─── SOURCE PASSAGE ───
Mr. McMonigle delivered the car to plaintiff at Sullivan, Missouri, on December 4, 1948. Plaintiff testified that when McMonigle arrived in Sullivan with the car, Mrs. Ruler introduced plaintiff to McMonigle and the latter said: "Here is your car." Plaintiff testified: "I says, `Are the brakes good? Is the engine good? And, is it in a safe condition, as you said?' He says, `Yes, it is your car.' I says, `Come in,' and I gave him a check for $400, the balance of the purchase price."

McMonigle testified that when he arrived at Sullivan on December 4th he was met by Mrs. Ruler. He further testified: "And I got out, and she said, `Well, I will go in and get Mr. Ruler and let him look at it.' And he came out and looked the car all over, got in it, closed the door, and sat there and kind of felt it out, and said: `Well, I believe this will be all right.' And then he got out and closed the door and says, `Come in the office, and I will give you a check.' And that is all of the conversation that took place outside of the building. * * * no warranty of any kind was either given or implied in any instance when I talked with Mr. or Mrs. Ruler. And she was specifically told that no work had been done on the motor, and the only work that was going to be done was on the body and the seat, merely clean up work.

"Q. Was there ever any warranty made by you, or authorized by you to be made, on this car, as far as the brakes were concerned?

* * * * * *

"A. No, sir."

At the time the car was delivered Mr. McMonigle gave plaintiff the certificate of title to the car. The certificate of title was made out to Mr. Ruler.
─── DATA EXTRACT ───
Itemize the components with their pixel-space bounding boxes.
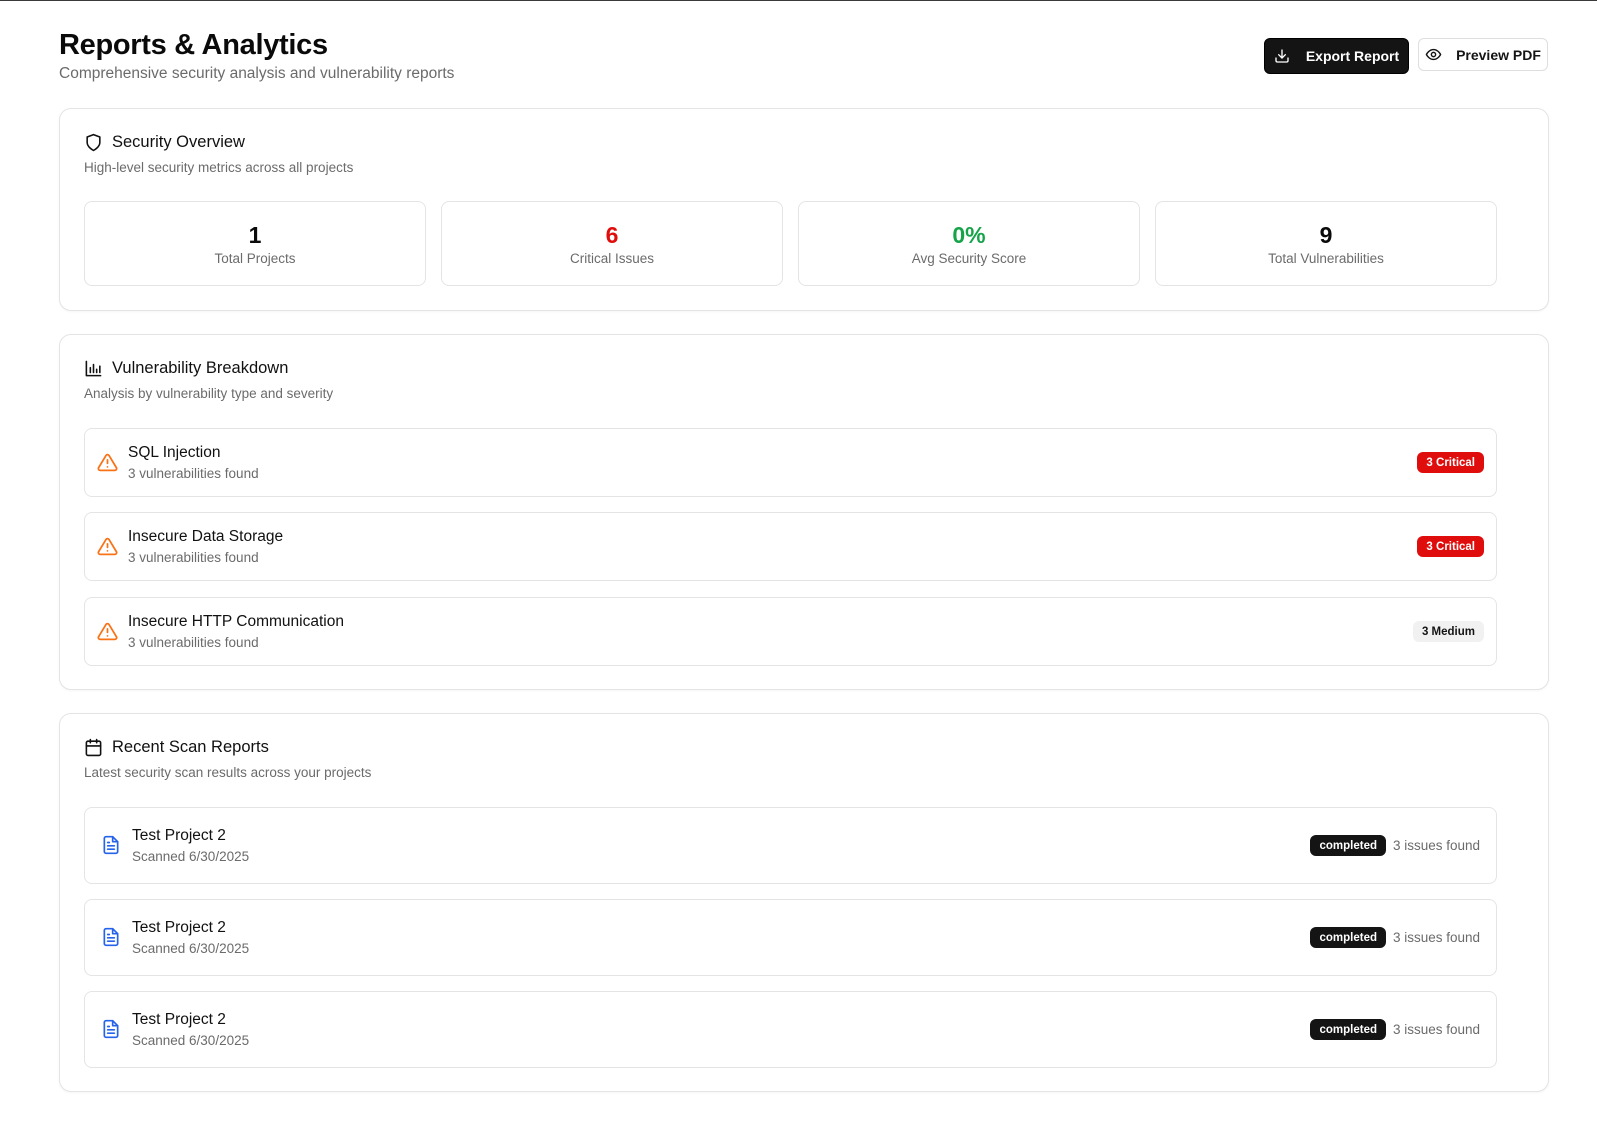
───
─── DATA EXTRACT ───
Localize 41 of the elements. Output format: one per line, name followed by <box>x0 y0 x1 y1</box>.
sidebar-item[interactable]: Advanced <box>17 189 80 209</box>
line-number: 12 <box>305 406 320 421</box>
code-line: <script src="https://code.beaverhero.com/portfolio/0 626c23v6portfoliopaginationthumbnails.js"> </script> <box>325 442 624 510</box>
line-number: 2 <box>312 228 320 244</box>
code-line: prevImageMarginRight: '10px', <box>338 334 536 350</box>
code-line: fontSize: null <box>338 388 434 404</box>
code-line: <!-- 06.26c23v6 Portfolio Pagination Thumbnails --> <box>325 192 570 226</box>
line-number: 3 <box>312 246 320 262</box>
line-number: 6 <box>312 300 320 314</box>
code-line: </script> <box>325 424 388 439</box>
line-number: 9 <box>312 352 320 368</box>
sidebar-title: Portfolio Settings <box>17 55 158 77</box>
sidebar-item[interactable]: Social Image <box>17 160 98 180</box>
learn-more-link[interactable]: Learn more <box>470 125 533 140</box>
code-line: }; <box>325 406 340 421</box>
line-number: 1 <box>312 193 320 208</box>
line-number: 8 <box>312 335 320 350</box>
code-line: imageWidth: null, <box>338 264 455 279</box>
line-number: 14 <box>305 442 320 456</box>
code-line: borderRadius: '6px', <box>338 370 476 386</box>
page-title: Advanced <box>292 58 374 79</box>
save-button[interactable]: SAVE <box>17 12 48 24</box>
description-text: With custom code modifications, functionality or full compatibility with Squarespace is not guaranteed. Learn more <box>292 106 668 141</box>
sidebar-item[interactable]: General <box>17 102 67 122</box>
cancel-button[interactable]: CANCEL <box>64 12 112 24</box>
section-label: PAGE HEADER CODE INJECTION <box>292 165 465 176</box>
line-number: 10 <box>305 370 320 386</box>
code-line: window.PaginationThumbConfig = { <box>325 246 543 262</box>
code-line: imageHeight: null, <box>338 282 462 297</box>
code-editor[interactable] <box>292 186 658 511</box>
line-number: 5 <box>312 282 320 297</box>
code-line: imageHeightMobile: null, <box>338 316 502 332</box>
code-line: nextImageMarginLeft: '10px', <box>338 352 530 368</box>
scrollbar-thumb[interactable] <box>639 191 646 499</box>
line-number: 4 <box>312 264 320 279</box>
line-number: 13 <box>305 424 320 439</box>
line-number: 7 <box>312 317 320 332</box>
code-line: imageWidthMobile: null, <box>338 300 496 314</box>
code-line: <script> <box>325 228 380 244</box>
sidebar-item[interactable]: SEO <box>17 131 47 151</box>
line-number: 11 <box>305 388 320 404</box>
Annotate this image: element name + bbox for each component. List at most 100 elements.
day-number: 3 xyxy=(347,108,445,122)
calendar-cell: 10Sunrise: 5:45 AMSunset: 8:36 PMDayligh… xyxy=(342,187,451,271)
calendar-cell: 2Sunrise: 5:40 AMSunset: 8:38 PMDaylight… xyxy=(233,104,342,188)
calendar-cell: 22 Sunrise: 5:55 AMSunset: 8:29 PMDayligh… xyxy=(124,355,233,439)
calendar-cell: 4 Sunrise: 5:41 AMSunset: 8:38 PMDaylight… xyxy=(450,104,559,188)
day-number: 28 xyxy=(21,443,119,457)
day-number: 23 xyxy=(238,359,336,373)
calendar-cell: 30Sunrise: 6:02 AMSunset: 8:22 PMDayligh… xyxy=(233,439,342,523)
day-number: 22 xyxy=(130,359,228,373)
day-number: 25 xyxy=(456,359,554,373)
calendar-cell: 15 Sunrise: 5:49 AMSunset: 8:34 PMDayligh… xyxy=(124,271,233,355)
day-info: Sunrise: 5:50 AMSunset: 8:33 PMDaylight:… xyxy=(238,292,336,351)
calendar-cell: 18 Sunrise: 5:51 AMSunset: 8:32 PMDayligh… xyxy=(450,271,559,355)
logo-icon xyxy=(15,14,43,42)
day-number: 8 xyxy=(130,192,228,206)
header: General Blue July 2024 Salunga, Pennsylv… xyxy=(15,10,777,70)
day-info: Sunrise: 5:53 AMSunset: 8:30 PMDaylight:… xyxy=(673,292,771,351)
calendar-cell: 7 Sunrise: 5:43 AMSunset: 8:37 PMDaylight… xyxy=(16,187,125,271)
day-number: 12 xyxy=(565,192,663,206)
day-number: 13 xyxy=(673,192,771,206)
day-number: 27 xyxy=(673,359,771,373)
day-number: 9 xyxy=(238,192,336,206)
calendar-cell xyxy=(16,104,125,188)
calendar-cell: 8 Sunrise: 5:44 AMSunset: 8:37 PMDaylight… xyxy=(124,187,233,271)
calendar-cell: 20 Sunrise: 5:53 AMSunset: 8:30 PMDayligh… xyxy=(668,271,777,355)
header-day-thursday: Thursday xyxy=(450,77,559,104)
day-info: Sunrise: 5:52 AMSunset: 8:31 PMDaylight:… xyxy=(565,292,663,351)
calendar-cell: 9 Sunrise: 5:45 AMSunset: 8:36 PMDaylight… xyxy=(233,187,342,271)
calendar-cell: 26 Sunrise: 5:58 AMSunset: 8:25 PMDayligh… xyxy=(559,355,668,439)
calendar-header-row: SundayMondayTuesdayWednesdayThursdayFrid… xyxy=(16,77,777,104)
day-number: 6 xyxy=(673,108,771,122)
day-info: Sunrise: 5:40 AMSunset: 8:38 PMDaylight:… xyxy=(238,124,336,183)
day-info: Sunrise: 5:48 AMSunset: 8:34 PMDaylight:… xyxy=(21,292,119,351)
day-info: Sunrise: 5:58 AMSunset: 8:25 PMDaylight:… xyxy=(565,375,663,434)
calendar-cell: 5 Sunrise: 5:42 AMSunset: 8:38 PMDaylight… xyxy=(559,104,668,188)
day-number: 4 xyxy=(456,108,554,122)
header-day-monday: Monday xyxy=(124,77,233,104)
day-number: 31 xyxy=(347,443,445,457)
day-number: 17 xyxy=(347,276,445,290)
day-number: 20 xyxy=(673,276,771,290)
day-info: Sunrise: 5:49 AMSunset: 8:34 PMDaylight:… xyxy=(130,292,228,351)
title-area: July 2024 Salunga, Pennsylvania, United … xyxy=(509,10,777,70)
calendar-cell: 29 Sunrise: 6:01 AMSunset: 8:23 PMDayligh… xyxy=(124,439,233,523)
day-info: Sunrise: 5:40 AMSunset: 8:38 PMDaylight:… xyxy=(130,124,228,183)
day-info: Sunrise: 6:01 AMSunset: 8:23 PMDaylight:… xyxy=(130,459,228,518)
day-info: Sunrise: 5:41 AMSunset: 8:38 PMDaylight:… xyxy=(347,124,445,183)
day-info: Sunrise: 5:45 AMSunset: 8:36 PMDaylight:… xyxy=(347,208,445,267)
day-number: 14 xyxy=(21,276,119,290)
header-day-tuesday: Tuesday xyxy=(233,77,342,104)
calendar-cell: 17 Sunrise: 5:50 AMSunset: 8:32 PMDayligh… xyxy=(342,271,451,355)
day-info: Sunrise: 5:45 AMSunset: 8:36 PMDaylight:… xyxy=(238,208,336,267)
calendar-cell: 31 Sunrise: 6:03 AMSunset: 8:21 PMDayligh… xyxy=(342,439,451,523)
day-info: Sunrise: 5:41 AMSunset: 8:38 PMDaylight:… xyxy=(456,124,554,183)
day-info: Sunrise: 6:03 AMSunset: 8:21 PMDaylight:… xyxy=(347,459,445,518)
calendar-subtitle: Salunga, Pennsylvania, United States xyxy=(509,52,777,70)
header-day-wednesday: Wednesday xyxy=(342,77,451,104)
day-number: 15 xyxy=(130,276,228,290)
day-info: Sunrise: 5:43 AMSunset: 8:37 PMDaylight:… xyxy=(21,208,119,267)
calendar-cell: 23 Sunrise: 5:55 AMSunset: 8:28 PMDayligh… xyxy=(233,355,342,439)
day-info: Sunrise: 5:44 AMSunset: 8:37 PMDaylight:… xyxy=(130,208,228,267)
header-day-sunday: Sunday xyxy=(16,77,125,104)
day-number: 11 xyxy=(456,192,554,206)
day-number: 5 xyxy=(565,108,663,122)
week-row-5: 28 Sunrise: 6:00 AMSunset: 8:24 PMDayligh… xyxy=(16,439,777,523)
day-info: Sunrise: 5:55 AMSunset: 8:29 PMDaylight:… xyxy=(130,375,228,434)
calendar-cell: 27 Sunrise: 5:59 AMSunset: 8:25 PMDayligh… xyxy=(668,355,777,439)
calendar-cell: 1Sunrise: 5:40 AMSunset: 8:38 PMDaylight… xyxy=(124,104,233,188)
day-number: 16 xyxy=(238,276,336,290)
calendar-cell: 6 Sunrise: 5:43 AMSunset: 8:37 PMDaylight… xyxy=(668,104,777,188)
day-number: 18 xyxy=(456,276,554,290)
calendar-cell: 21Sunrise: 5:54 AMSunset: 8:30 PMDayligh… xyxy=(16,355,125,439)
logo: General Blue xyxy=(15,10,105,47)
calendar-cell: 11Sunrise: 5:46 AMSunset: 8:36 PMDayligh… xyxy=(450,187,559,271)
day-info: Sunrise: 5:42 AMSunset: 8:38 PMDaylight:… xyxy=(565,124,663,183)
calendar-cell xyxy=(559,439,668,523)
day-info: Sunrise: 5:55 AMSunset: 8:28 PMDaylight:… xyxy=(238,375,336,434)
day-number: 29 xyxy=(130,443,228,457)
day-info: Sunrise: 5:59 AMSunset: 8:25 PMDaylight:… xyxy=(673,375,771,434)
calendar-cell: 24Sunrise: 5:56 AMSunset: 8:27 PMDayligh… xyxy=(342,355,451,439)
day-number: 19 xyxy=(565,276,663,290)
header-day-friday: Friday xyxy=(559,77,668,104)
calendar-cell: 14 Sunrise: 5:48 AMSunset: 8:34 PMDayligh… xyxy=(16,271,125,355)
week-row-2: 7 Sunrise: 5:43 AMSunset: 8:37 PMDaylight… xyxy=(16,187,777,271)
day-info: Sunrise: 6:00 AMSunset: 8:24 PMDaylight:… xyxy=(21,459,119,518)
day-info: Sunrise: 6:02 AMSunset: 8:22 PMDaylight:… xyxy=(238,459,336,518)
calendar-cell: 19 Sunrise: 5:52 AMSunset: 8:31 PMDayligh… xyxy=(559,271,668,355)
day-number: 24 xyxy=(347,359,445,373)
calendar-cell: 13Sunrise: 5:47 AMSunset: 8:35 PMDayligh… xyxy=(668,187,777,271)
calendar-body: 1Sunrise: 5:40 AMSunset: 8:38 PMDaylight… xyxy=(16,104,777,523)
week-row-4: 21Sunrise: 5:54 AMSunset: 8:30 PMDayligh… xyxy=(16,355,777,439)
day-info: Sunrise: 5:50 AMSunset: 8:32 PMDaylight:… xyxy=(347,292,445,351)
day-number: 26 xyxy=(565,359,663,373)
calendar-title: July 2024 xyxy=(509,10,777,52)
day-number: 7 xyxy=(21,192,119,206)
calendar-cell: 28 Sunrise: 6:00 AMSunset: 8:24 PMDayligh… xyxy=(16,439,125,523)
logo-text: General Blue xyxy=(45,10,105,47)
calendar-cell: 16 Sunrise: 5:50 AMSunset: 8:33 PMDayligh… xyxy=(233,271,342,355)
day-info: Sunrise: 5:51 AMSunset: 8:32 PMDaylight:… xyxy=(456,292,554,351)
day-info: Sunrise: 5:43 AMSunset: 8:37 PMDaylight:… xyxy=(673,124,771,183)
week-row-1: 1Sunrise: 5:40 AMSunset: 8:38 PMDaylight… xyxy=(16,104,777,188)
───
─── DATA EXTRACT ───
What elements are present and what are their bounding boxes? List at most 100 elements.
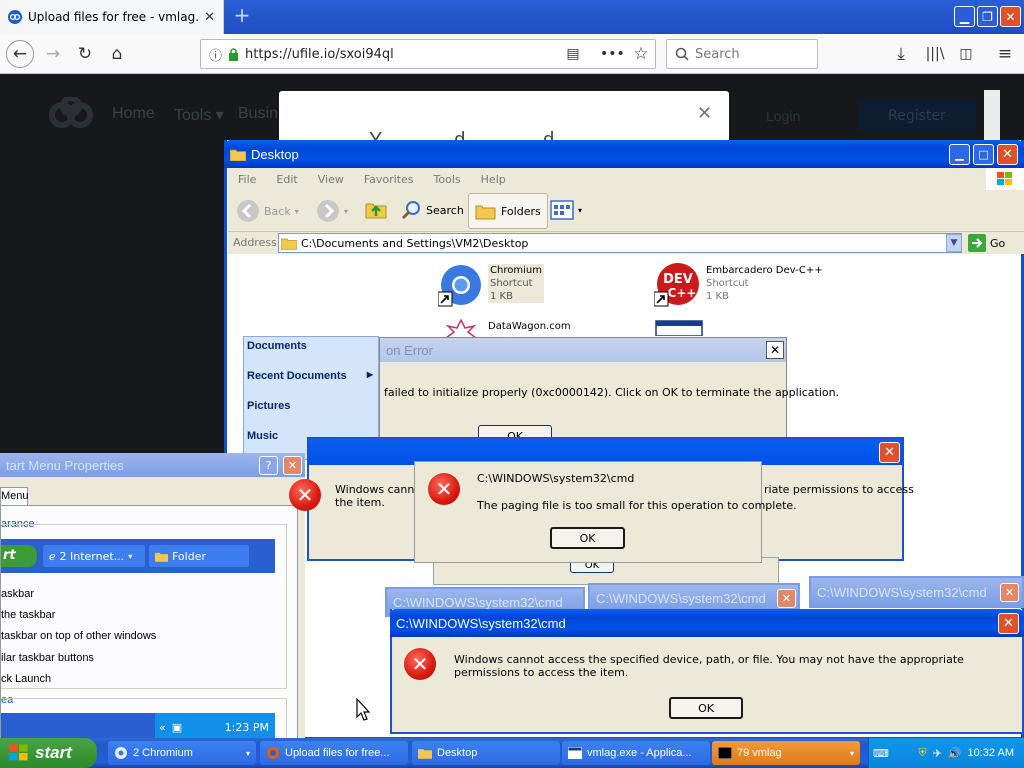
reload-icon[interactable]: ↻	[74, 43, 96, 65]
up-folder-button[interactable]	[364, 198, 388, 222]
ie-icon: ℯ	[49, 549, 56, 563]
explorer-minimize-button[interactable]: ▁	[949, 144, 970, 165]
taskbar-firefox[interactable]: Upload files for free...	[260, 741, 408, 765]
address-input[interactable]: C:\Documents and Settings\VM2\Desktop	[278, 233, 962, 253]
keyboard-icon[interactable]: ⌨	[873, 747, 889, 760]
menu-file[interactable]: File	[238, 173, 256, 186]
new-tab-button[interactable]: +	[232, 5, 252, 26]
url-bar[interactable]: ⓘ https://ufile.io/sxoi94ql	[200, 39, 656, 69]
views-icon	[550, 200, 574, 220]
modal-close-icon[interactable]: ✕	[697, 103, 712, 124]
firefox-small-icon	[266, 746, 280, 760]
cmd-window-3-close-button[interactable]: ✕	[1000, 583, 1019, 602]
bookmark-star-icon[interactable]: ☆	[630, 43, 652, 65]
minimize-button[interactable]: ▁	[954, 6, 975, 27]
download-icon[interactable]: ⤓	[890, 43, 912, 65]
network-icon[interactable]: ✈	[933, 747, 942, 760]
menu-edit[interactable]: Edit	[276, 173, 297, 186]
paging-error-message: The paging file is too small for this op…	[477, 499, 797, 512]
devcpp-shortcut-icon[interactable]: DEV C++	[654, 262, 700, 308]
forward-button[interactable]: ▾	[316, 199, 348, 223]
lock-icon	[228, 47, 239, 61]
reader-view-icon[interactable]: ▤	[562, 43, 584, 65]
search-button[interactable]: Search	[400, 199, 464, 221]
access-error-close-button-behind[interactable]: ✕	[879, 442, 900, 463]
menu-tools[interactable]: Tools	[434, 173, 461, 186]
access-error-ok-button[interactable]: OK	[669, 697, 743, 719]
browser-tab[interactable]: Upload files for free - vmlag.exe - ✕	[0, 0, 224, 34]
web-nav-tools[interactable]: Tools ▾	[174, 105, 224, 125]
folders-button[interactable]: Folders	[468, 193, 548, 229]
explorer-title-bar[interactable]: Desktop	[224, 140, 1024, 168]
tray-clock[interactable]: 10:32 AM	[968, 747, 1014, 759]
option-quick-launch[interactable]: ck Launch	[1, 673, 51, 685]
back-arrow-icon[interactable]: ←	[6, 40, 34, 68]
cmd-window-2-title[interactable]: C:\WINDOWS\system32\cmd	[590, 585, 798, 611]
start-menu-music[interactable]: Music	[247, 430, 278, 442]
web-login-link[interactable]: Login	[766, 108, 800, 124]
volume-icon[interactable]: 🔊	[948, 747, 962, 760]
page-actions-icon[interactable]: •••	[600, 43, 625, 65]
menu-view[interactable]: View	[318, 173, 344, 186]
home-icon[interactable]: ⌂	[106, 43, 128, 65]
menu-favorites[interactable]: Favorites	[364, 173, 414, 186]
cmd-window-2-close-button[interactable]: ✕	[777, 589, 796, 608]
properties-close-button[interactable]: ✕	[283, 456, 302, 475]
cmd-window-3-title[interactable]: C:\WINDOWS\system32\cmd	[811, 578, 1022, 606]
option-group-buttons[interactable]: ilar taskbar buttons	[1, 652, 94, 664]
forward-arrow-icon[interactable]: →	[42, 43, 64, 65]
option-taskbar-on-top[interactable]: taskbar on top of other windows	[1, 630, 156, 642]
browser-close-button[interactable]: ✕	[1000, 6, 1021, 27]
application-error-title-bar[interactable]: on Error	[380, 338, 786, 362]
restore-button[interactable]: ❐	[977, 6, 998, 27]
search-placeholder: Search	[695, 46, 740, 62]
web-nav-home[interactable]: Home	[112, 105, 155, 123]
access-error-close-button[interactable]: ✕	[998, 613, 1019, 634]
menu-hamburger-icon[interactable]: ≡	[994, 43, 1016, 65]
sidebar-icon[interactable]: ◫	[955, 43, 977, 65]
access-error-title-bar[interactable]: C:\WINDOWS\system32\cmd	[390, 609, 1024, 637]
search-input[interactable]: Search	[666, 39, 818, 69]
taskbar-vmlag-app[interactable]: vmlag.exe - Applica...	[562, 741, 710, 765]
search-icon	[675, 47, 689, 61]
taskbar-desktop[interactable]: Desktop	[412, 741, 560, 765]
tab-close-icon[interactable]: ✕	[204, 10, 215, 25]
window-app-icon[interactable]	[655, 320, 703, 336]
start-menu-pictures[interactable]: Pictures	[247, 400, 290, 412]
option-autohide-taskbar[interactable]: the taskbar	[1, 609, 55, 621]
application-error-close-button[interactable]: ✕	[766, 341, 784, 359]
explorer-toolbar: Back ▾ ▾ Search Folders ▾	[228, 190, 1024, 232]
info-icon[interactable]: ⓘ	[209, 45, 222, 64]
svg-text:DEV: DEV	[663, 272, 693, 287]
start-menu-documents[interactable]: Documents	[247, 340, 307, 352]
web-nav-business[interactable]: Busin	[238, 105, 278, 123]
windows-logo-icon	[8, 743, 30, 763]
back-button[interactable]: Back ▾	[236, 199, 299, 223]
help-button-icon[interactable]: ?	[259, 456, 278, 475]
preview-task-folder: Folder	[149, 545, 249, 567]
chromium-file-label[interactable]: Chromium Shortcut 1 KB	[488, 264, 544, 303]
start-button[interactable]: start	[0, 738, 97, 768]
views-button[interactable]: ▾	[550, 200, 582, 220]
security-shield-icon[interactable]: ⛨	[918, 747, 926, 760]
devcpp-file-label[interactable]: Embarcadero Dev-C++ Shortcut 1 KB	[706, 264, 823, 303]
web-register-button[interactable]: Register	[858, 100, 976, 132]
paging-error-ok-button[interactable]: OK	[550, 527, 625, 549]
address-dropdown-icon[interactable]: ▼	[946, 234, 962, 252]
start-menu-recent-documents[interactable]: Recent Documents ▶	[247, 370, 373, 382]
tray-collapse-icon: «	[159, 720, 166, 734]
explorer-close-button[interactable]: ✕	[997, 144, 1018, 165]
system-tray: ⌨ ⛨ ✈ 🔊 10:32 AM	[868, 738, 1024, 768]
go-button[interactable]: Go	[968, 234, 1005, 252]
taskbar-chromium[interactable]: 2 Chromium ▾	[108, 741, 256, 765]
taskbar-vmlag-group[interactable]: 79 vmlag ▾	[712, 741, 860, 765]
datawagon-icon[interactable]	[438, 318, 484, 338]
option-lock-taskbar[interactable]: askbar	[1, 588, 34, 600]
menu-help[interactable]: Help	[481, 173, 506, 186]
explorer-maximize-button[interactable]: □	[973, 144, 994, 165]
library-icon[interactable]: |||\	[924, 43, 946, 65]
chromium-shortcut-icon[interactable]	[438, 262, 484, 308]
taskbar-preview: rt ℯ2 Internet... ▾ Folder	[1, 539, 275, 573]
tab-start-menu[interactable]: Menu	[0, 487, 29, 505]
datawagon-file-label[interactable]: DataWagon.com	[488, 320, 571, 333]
───
## CHALLENGE
Continue the passage about the car sale at Sullivan, Missouri, picking up after its last sentence. The items are separate material and not part of the passage about the car sale.

## THE RESPONSE
At the time of the purchase of the car, plaintiff signed an order which contained the following agreement:

"The front and back of this order comprise the entire agreement pertaining to this purchase and no other agreement of any kind, verbal understanding or promise whatsoever will be recognized.

* * * * * *

"This automobile is sold under the standard warranty described below and it is the only warranty, either expressed or implied, made under this order, and carries no guarantee as to the date of manufacture. In the event that this order covers the purchase of a used car, the seller does not guarantee the mileage and the car is sold `as is'."

About one-half hour after the car was delivered, plaintiff attempted to start the motor but was unable to do so. According to plaintiff's testimony, the battery was dead and was in such condition that it could not be repaired. Neither the foot brake nor the emergency brake would work. At the time the car was delivered there was no horn, speedometer connection, and no gasoline float to indicate the amount of gasoline in the gasoline tank. The ignition key was broken off in the ignition lock, and had to be drilled out. The next day after the car was delivered plaintiff discovered that the left front door was jammed, so that one driving the car could not get out that door. On the second day after the delivery of the car the radiator sprung a leak and had to be soldered. There also developed an oil leak in one of the cylinders. Plaintiff also testified that the transmission was in such condition that it made a grinding noise, and that one of the wheels would lock.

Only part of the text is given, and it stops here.